═════ MATERIAL TO PROCESS

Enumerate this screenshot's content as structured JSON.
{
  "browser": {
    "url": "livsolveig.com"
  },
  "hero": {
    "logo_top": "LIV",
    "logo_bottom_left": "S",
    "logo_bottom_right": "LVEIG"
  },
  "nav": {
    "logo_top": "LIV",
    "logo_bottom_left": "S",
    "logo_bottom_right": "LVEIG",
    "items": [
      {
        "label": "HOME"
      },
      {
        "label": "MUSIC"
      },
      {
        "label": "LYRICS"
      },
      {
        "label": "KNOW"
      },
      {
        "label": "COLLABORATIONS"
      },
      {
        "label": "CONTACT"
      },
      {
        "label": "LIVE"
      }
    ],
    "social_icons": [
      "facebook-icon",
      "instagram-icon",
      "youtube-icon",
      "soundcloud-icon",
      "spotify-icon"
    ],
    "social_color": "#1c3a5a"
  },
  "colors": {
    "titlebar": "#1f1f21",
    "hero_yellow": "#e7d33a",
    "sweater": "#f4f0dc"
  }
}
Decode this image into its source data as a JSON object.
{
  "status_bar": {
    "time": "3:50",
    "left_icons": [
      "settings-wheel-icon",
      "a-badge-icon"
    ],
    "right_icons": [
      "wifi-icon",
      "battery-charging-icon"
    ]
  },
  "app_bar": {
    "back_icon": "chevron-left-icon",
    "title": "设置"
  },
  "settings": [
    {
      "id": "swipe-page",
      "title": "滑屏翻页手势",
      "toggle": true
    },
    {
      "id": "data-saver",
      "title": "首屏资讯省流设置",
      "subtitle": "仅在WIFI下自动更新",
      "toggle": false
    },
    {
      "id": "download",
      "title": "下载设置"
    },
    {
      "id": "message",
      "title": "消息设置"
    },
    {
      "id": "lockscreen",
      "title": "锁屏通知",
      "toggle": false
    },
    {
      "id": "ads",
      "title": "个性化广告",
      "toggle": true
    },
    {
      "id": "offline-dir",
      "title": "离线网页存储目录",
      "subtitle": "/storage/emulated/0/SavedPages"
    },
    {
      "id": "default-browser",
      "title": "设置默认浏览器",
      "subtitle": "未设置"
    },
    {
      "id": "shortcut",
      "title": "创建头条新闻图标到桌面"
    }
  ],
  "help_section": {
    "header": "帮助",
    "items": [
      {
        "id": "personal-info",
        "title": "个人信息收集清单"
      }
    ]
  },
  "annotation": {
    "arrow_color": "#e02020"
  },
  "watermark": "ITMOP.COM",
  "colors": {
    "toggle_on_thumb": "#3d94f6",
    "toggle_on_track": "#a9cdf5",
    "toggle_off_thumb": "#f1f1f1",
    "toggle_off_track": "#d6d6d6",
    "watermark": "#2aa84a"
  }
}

══════════

CHALLENGE
Give back exactly the lines running from the line containing "Decode this image" through the end of the material above, both included, and nothing beyond them.

WRITTEN SOLUTION
Decode this image into its source data as a JSON object.
{
  "status_bar": {
    "time": "3:50",
    "left_icons": [
      "settings-wheel-icon",
      "a-badge-icon"
    ],
    "right_icons": [
      "wifi-icon",
      "battery-charging-icon"
    ]
  },
  "app_bar": {
    "back_icon": "chevron-left-icon",
    "title": "设置"
  },
  "settings": [
    {
      "id": "swipe-page",
      "title": "滑屏翻页手势",
      "toggle": true
    },
    {
      "id": "data-saver",
      "title": "首屏资讯省流设置",
      "subtitle": "仅在WIFI下自动更新",
      "toggle": false
    },
    {
      "id": "download",
      "title": "下载设置"
    },
    {
      "id": "message",
      "title": "消息设置"
    },
    {
      "id": "lockscreen",
      "title": "锁屏通知",
      "toggle": false
    },
    {
      "id": "ads",
      "title": "个性化广告",
      "toggle": true
    },
    {
      "id": "offline-dir",
      "title": "离线网页存储目录",
      "subtitle": "/storage/emulated/0/SavedPages"
    },
    {
      "id": "default-browser",
      "title": "设置默认浏览器",
      "subtitle": "未设置"
    },
    {
      "id": "shortcut",
      "title": "创建头条新闻图标到桌面"
    }
  ],
  "help_section": {
    "header": "帮助",
    "items": [
      {
        "id": "personal-info",
        "title": "个人信息收集清单"
      }
    ]
  },
  "annotation": {
    "arrow_color": "#e02020"
  },
  "watermark": "ITMOP.COM",
  "colors": {
    "toggle_on_thumb": "#3d94f6",
    "toggle_on_track": "#a9cdf5",
    "toggle_off_thumb": "#f1f1f1",
    "toggle_off_track": "#d6d6d6",
    "watermark": "#2aa84a"
  }
}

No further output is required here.